**Supplied material**
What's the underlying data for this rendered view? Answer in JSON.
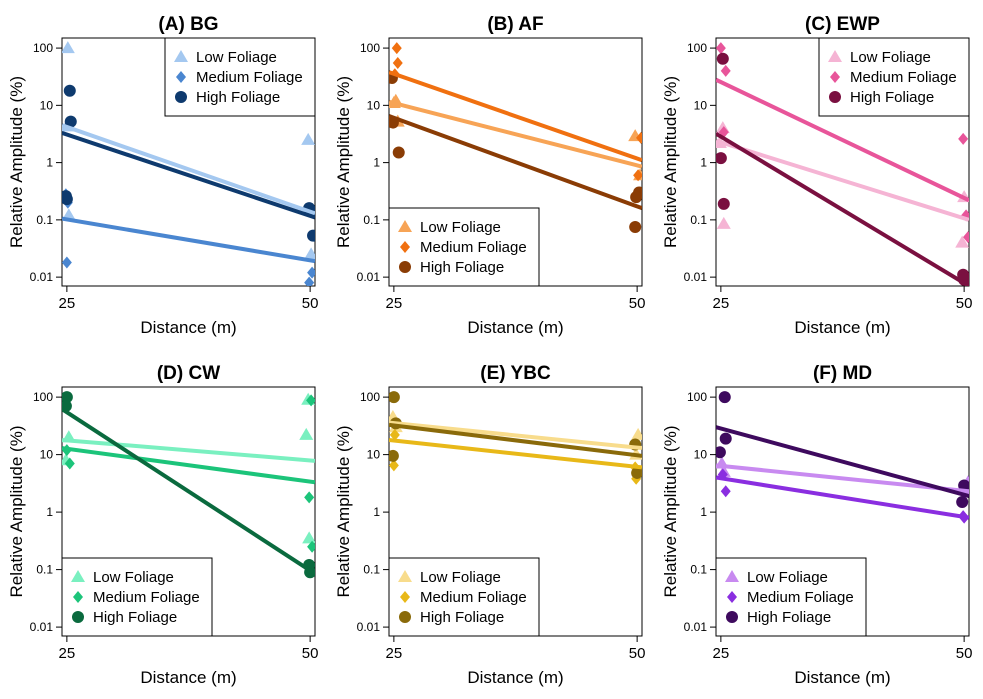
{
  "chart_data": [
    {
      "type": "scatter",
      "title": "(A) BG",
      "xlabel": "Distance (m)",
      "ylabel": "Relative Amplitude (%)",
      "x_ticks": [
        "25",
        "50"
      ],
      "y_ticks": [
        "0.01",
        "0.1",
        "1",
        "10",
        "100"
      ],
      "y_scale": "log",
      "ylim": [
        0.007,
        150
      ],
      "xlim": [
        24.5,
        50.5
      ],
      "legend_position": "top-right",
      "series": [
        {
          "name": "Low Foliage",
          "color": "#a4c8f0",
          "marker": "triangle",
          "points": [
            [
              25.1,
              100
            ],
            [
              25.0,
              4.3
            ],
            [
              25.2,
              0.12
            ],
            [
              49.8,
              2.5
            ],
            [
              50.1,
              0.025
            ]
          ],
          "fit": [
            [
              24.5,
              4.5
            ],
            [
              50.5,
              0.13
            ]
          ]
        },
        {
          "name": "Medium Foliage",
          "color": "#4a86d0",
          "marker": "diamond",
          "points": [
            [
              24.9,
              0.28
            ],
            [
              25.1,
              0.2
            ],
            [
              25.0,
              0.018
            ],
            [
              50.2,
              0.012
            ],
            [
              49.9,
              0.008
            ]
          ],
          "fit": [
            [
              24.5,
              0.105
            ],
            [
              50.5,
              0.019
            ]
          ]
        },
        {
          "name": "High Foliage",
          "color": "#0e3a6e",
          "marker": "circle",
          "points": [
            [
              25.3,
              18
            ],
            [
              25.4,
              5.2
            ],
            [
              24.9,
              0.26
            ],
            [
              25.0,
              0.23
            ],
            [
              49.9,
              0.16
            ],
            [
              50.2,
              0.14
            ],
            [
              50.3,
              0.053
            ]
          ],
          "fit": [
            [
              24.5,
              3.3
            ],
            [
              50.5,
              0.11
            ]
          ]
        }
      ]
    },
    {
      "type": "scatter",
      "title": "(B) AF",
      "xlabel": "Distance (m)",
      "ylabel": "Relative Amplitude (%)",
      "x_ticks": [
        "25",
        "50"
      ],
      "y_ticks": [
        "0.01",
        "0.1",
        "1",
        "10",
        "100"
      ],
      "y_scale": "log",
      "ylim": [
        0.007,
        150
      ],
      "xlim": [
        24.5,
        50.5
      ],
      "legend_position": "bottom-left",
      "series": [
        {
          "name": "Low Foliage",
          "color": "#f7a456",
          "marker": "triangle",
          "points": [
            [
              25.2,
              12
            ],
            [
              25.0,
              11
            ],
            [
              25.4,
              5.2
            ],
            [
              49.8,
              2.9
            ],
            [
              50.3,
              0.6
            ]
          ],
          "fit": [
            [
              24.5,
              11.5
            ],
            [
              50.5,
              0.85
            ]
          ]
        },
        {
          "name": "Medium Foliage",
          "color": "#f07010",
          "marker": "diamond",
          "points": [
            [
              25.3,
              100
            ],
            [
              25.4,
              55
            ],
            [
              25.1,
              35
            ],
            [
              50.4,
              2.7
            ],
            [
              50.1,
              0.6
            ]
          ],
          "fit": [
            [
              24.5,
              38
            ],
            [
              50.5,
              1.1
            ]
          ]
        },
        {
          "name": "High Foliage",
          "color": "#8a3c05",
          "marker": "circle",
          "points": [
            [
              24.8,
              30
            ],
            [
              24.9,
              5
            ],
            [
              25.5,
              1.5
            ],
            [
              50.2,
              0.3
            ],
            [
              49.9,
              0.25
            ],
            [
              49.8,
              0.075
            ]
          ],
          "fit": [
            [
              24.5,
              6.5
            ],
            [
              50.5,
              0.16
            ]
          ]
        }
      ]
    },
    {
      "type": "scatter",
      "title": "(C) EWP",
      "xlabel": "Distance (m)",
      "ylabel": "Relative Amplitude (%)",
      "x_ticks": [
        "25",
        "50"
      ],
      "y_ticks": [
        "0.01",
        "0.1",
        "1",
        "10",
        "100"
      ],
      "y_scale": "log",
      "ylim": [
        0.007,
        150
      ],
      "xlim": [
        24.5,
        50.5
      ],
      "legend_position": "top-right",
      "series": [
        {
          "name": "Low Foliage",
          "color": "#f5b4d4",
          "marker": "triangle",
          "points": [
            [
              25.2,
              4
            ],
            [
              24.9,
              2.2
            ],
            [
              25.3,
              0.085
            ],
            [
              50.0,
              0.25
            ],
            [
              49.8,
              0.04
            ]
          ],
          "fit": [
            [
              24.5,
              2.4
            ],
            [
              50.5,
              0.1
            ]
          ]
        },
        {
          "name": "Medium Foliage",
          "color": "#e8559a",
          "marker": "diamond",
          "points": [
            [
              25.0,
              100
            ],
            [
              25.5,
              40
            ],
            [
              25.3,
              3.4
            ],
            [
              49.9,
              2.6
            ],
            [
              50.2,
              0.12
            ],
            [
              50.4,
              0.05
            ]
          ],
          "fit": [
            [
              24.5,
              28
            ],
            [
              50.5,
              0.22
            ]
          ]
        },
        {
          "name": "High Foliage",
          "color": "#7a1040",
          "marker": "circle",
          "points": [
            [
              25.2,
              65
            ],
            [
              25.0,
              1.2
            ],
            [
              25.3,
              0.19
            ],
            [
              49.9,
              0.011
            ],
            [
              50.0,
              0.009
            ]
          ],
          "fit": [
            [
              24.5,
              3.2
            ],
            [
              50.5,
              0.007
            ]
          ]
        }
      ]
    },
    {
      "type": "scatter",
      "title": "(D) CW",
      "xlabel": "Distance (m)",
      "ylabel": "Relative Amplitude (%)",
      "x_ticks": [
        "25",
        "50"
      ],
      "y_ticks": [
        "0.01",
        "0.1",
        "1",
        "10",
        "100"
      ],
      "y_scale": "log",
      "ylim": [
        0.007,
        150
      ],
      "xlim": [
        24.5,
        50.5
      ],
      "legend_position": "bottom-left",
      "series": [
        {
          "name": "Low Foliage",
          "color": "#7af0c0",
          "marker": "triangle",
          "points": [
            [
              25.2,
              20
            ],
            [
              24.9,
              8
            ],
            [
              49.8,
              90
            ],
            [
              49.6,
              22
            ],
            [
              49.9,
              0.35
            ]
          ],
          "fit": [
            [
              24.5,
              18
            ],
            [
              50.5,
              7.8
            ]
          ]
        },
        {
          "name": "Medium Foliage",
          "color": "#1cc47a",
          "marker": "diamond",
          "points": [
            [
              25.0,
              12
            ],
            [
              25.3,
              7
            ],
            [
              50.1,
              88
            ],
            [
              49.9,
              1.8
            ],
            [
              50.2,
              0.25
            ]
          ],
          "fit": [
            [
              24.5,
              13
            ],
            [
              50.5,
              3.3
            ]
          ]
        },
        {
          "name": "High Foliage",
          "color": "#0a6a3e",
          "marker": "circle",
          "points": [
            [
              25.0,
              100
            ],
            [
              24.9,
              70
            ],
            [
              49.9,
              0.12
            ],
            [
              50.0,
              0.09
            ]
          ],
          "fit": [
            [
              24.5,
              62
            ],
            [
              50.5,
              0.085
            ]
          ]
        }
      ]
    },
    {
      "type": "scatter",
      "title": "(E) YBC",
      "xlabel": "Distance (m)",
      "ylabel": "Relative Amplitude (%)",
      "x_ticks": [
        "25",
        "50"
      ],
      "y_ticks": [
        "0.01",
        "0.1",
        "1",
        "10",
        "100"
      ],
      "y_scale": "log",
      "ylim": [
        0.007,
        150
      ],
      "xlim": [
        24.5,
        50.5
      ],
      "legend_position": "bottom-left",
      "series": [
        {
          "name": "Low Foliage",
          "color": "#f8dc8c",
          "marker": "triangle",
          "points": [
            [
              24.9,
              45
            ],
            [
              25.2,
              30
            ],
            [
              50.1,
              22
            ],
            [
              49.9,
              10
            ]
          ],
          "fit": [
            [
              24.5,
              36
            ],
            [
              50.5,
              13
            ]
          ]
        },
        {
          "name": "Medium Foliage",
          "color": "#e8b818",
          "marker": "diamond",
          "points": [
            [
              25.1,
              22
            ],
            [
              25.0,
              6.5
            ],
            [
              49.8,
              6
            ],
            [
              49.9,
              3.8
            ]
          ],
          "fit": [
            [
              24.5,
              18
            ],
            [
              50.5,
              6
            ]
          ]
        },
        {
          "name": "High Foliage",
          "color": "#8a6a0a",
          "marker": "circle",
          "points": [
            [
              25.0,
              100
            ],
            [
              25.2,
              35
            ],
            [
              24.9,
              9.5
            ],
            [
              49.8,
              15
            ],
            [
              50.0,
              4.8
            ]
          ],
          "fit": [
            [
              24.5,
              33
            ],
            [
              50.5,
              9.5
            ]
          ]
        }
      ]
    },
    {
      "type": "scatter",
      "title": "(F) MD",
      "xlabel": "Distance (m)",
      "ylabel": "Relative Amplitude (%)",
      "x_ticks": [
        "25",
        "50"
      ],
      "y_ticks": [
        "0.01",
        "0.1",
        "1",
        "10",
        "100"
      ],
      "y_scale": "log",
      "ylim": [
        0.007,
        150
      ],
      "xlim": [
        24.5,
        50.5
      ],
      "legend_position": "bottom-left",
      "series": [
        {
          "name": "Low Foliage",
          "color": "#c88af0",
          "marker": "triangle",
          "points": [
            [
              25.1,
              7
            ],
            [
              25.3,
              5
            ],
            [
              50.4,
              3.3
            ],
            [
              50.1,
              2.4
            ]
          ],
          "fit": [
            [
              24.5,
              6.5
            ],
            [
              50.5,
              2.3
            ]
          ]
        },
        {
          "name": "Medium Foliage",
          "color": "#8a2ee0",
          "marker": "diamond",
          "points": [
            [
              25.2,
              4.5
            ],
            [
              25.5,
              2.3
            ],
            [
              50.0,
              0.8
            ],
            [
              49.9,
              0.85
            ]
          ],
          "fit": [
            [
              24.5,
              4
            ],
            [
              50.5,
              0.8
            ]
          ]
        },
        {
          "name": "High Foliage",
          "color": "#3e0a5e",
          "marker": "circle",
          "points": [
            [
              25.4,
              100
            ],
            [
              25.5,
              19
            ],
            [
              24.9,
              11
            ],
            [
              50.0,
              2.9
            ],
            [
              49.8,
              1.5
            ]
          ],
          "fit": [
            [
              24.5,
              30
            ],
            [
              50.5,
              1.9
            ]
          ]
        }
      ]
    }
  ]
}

**Directions for this task**
Copy all lines from the material that include "title".

**Response**
      "title": "(A) BG",
      "title": "(B) AF",
      "title": "(C) EWP",
      "title": "(D) CW",
      "title": "(E) YBC",
      "title": "(F) MD",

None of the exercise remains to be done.